### Directions
Every record must be transcribed in its entirety, apart from the images, which are to be omitted.

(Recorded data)
>>>
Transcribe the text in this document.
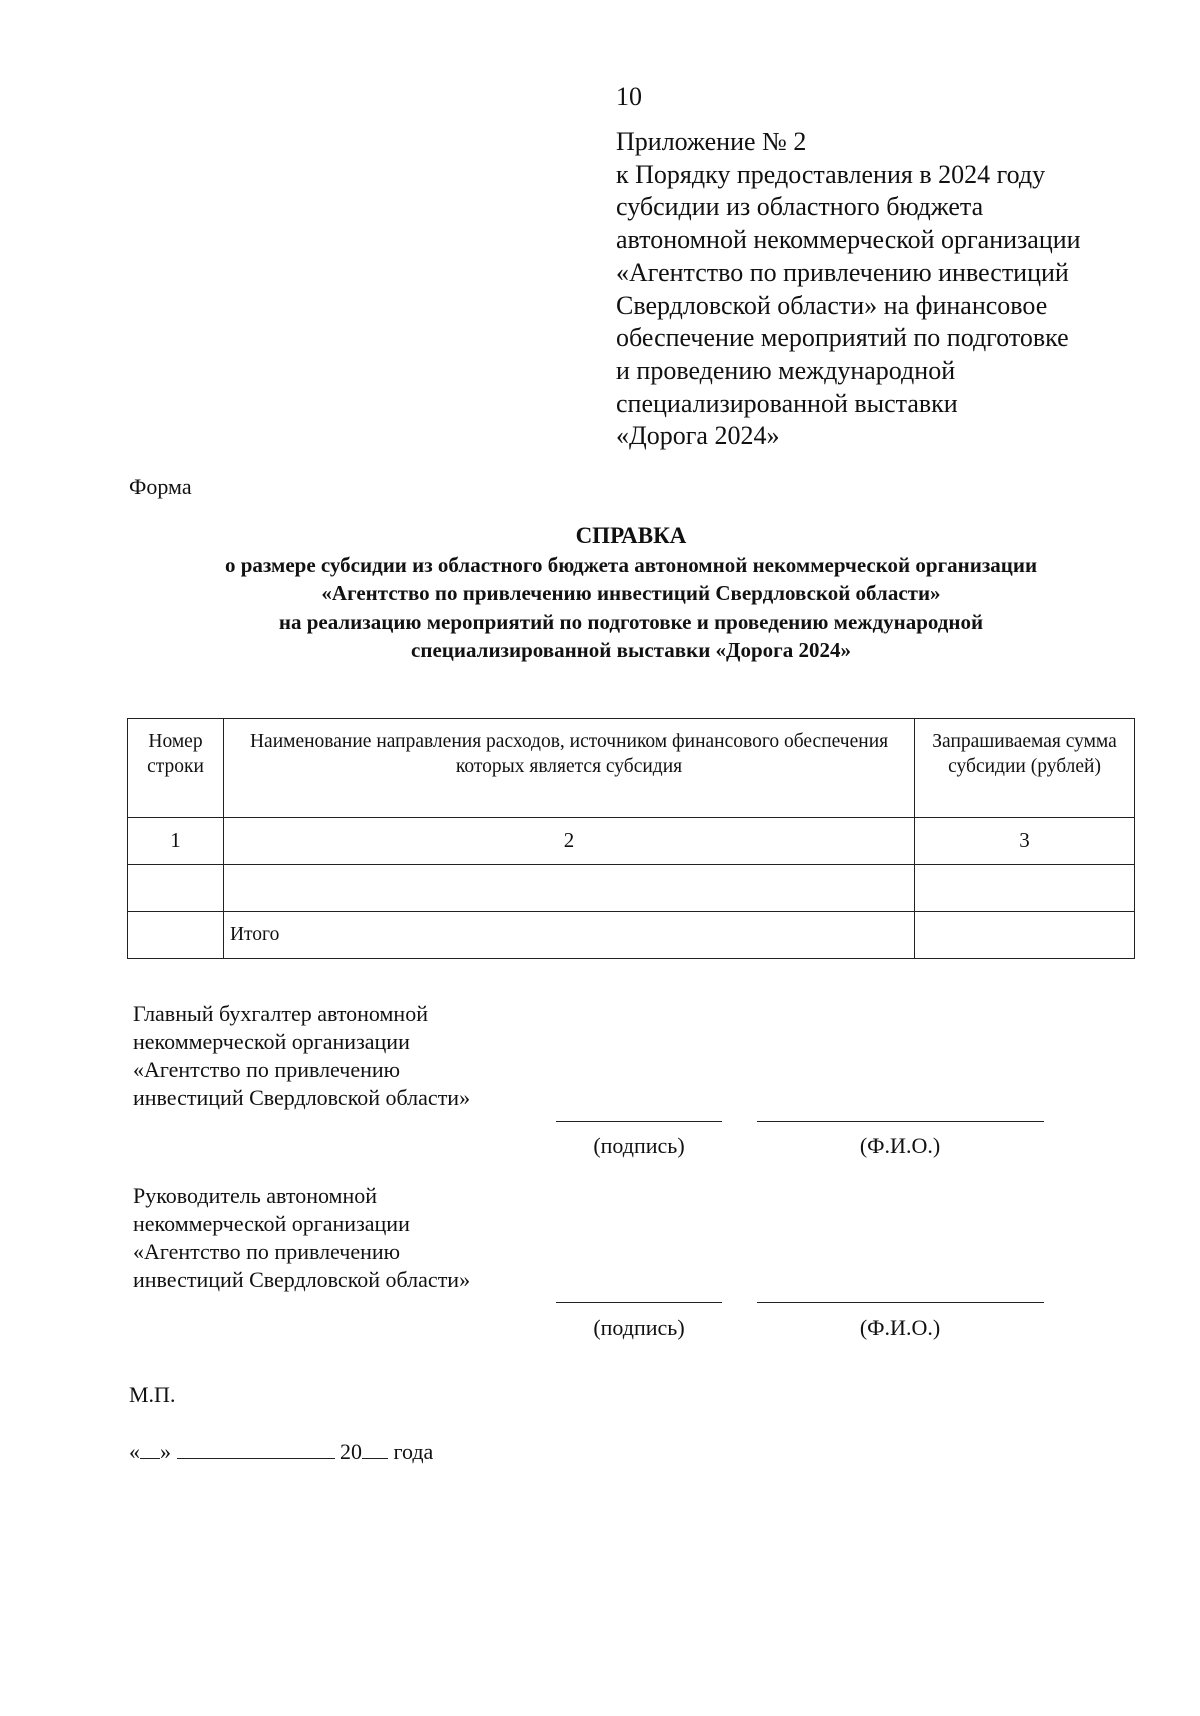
10
Приложение № 2
к Порядку предоставления в 2024 году
субсидии из областного бюджета
автономной некоммерческой организации
«Агентство по привлечению инвестиций
Свердловской области» на финансовое
обеспечение мероприятий по подготовке
и проведению международной
специализированной выставки
«Дорога 2024»
Форма
СПРАВКА
о размере субсидии из областного бюджета автономной некоммерческой организации
«Агентство по привлечению инвестиций Свердловской области»
на реализацию мероприятий по подготовке и проведению международной
специализированной выставки «Дорога 2024»
Номер строки	Наименование направления расходов, источником финансового обеспечения которых является субсидия	Запрашиваемая сумма субсидии (рублей)
1	2	3

	Итого	
Главный бухгалтер автономной
некоммерческой организации
«Агентство по привлечению
инвестиций Свердловской области»
(подпись)	(Ф.И.О.)
Руководитель автономной
некоммерческой организации
«Агентство по привлечению
инвестиций Свердловской области»
(подпись)	(Ф.И.О.)
М.П.
« »	20 года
<<<
### Expected output
Transcribe the text in this document.
10
Приложение № 2
к Порядку предоставления в 2024 году
субсидии из областного бюджета
автономной некоммерческой организации
«Агентство по привлечению инвестиций
Свердловской области» на финансовое
обеспечение мероприятий по подготовке
и проведению международной
специализированной выставки
«Дорога 2024»
Форма
СПРАВКА
о размере субсидии из областного бюджета автономной некоммерческой организации
«Агентство по привлечению инвестиций Свердловской области»
на реализацию мероприятий по подготовке и проведению международной
специализированной выставки «Дорога 2024»
Номер строки	Наименование направления расходов, источником финансового обеспечения которых является субсидия	Запрашиваемая сумма субсидии (рублей)
1	2	3

	Итого	
Главный бухгалтер автономной
некоммерческой организации
«Агентство по привлечению
инвестиций Свердловской области»
(подпись)	(Ф.И.О.)
Руководитель автономной
некоммерческой организации
«Агентство по привлечению
инвестиций Свердловской области»
(подпись)	(Ф.И.О.)
М.П.
« »	20 года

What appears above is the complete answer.